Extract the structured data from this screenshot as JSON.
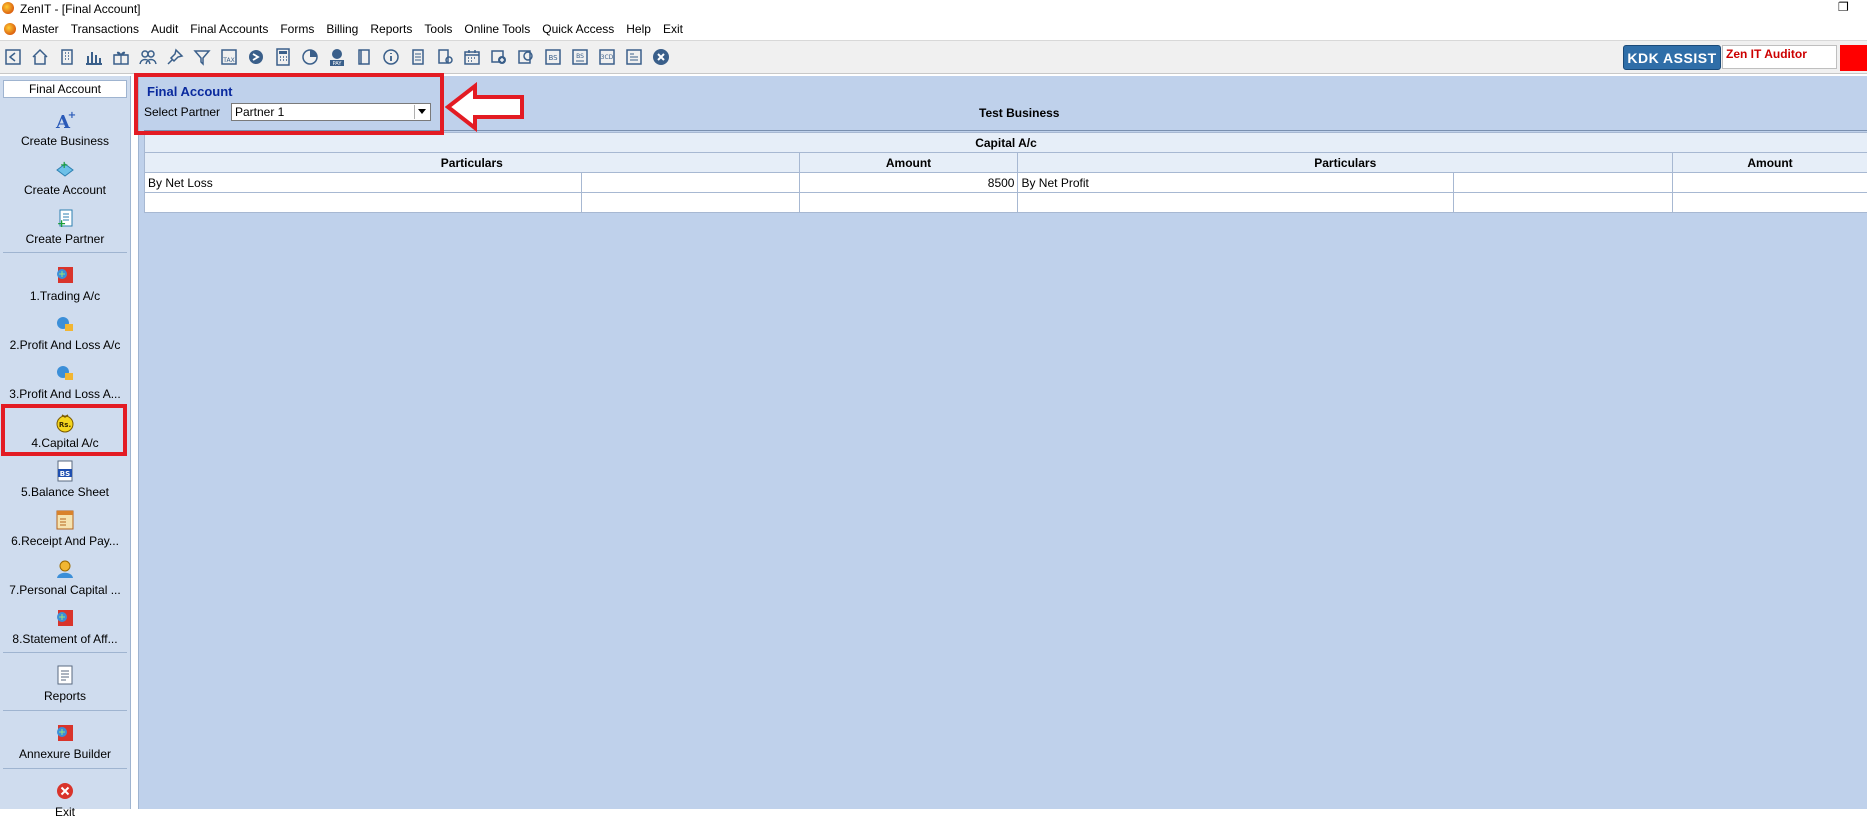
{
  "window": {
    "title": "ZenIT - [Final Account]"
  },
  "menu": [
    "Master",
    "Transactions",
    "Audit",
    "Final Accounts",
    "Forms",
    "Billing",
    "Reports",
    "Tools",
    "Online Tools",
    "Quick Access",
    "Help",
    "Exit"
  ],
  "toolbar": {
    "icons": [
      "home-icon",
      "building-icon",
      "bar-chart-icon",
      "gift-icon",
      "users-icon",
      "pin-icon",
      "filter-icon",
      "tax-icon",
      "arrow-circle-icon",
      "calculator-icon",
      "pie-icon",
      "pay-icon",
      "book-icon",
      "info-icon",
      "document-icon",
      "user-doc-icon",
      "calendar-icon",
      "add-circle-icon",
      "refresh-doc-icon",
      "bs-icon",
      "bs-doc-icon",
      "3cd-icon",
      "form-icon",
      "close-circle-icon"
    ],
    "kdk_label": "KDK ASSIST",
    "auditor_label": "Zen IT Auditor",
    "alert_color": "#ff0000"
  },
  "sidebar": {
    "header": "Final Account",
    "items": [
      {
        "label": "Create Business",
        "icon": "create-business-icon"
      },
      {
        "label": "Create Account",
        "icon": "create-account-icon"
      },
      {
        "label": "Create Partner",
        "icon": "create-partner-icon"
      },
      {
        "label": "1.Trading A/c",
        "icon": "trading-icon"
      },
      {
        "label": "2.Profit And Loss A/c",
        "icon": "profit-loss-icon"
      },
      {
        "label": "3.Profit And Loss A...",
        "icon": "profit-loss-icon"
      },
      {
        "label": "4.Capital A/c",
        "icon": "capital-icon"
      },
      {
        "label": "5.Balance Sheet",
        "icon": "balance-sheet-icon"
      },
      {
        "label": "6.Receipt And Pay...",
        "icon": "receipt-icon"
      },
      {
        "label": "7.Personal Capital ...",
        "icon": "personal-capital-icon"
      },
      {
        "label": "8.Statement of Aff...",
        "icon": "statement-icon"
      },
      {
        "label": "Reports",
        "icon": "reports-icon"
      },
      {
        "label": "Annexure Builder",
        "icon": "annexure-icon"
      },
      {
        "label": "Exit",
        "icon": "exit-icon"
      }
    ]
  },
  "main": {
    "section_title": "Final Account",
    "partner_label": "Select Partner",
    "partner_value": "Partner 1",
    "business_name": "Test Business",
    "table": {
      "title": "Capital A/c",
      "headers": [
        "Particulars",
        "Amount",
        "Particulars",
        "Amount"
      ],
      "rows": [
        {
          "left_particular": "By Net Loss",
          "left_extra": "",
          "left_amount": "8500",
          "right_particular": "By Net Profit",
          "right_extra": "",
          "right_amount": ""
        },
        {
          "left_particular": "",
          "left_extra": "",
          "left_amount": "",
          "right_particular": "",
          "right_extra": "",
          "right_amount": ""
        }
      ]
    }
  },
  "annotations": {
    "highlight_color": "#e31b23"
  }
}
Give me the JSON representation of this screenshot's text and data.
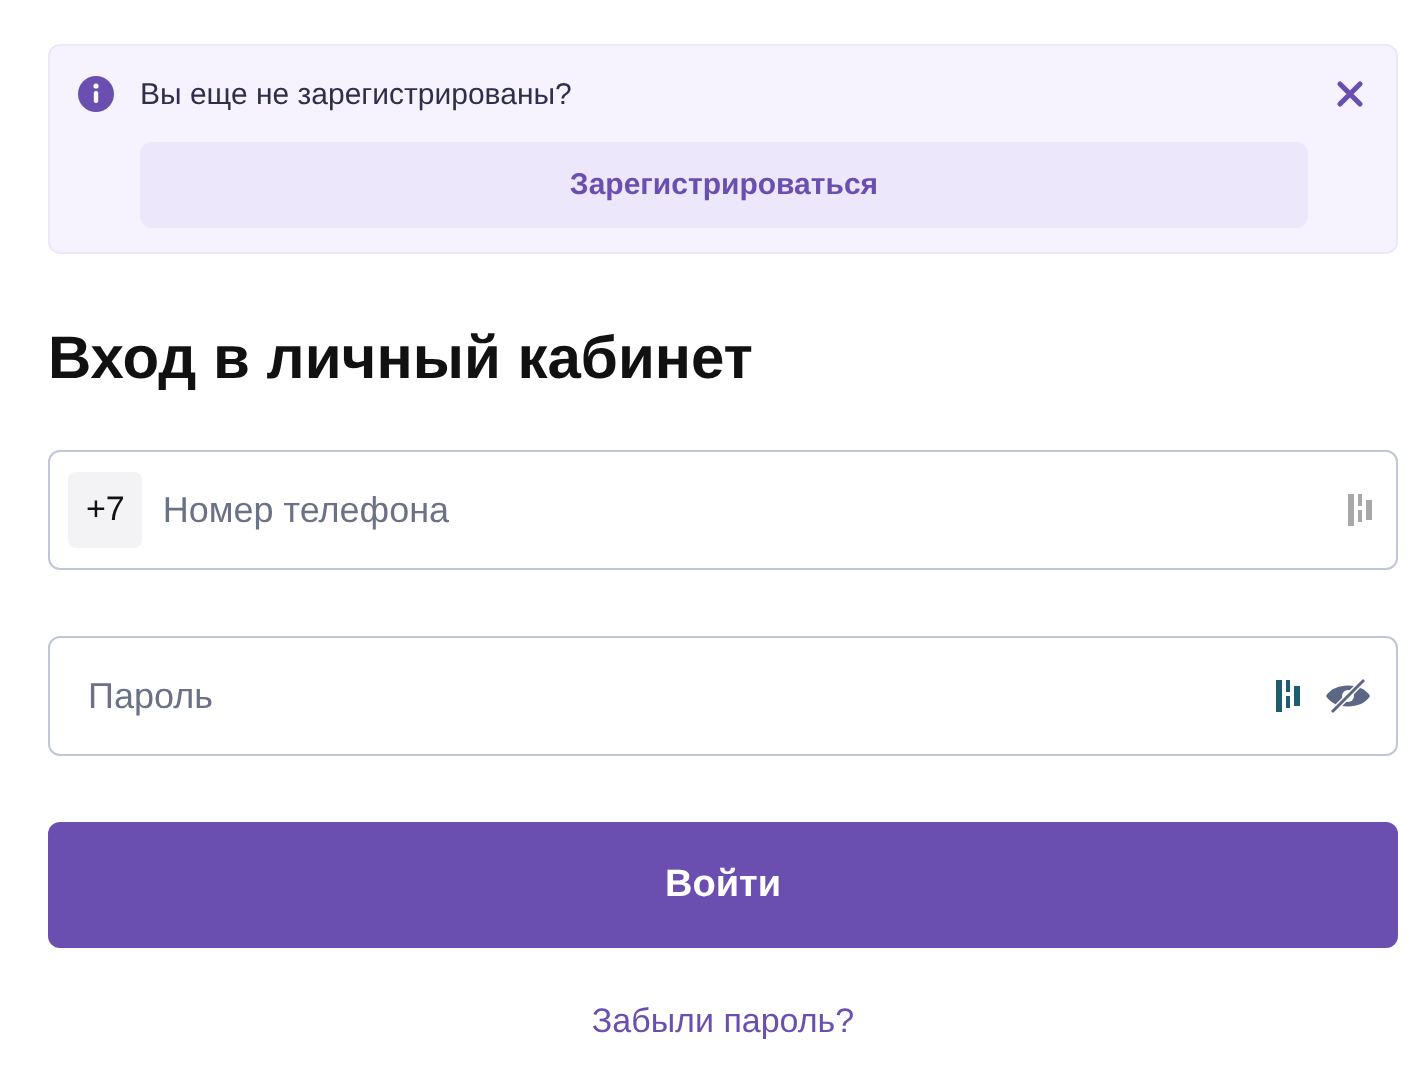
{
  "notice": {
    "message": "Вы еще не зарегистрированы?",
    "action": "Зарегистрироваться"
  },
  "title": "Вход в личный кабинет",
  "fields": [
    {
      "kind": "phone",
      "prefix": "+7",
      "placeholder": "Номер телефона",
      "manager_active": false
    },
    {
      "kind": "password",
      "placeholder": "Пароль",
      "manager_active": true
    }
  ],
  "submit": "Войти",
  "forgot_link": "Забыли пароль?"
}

- - -

◆ **WORK TO COMPLETE**:
Extract the full listing above verbatim; pictures are to be left out of the copy.

◆ **ANSWER BELOW**:
Extract the structured data from this screenshot as JSON.
{
  "window": {
    "title": "ZenIT - [Final Account]"
  },
  "menu": [
    "Master",
    "Transactions",
    "Audit",
    "Final Accounts",
    "Forms",
    "Billing",
    "Reports",
    "Tools",
    "Online Tools",
    "Quick Access",
    "Help",
    "Exit"
  ],
  "toolbar": {
    "icons": [
      "home-icon",
      "building-icon",
      "bar-chart-icon",
      "gift-icon",
      "users-icon",
      "pin-icon",
      "filter-icon",
      "tax-icon",
      "arrow-circle-icon",
      "calculator-icon",
      "pie-icon",
      "pay-icon",
      "book-icon",
      "info-icon",
      "document-icon",
      "user-doc-icon",
      "calendar-icon",
      "add-circle-icon",
      "refresh-doc-icon",
      "bs-icon",
      "bs-doc-icon",
      "3cd-icon",
      "form-icon",
      "close-circle-icon"
    ],
    "kdk_label": "KDK ASSIST",
    "auditor_label": "Zen IT Auditor",
    "alert_color": "#ff0000"
  },
  "sidebar": {
    "header": "Final Account",
    "items": [
      {
        "label": "Create Business",
        "icon": "create-business-icon"
      },
      {
        "label": "Create Account",
        "icon": "create-account-icon"
      },
      {
        "label": "Create Partner",
        "icon": "create-partner-icon"
      },
      {
        "label": "1.Trading A/c",
        "icon": "trading-icon"
      },
      {
        "label": "2.Profit And Loss A/c",
        "icon": "profit-loss-icon"
      },
      {
        "label": "3.Profit And Loss A...",
        "icon": "profit-loss-icon"
      },
      {
        "label": "4.Capital A/c",
        "icon": "capital-icon"
      },
      {
        "label": "5.Balance Sheet",
        "icon": "balance-sheet-icon"
      },
      {
        "label": "6.Receipt And Pay...",
        "icon": "receipt-icon"
      },
      {
        "label": "7.Personal Capital ...",
        "icon": "personal-capital-icon"
      },
      {
        "label": "8.Statement of Aff...",
        "icon": "statement-icon"
      },
      {
        "label": "Reports",
        "icon": "reports-icon"
      },
      {
        "label": "Annexure Builder",
        "icon": "annexure-icon"
      },
      {
        "label": "Exit",
        "icon": "exit-icon"
      }
    ]
  },
  "main": {
    "section_title": "Final Account",
    "partner_label": "Select Partner",
    "partner_value": "Partner 1",
    "business_name": "Test Business",
    "table": {
      "title": "Capital A/c",
      "headers": [
        "Particulars",
        "Amount",
        "Particulars",
        "Amount"
      ],
      "rows": [
        {
          "left_particular": "By Net Loss",
          "left_extra": "",
          "left_amount": "8500",
          "right_particular": "By Net Profit",
          "right_extra": "",
          "right_amount": ""
        },
        {
          "left_particular": "",
          "left_extra": "",
          "left_amount": "",
          "right_particular": "",
          "right_extra": "",
          "right_amount": ""
        }
      ]
    }
  },
  "annotations": {
    "highlight_color": "#e31b23"
  }
}
Give me the JSON representation of this screenshot's text and data.
{
  "notice": {
    "message": "Вы еще не зарегистрированы?",
    "action": "Зарегистрироваться"
  },
  "title": "Вход в личный кабинет",
  "fields": [
    {
      "kind": "phone",
      "prefix": "+7",
      "placeholder": "Номер телефона",
      "manager_active": false
    },
    {
      "kind": "password",
      "placeholder": "Пароль",
      "manager_active": true
    }
  ],
  "submit": "Войти",
  "forgot_link": "Забыли пароль?"
}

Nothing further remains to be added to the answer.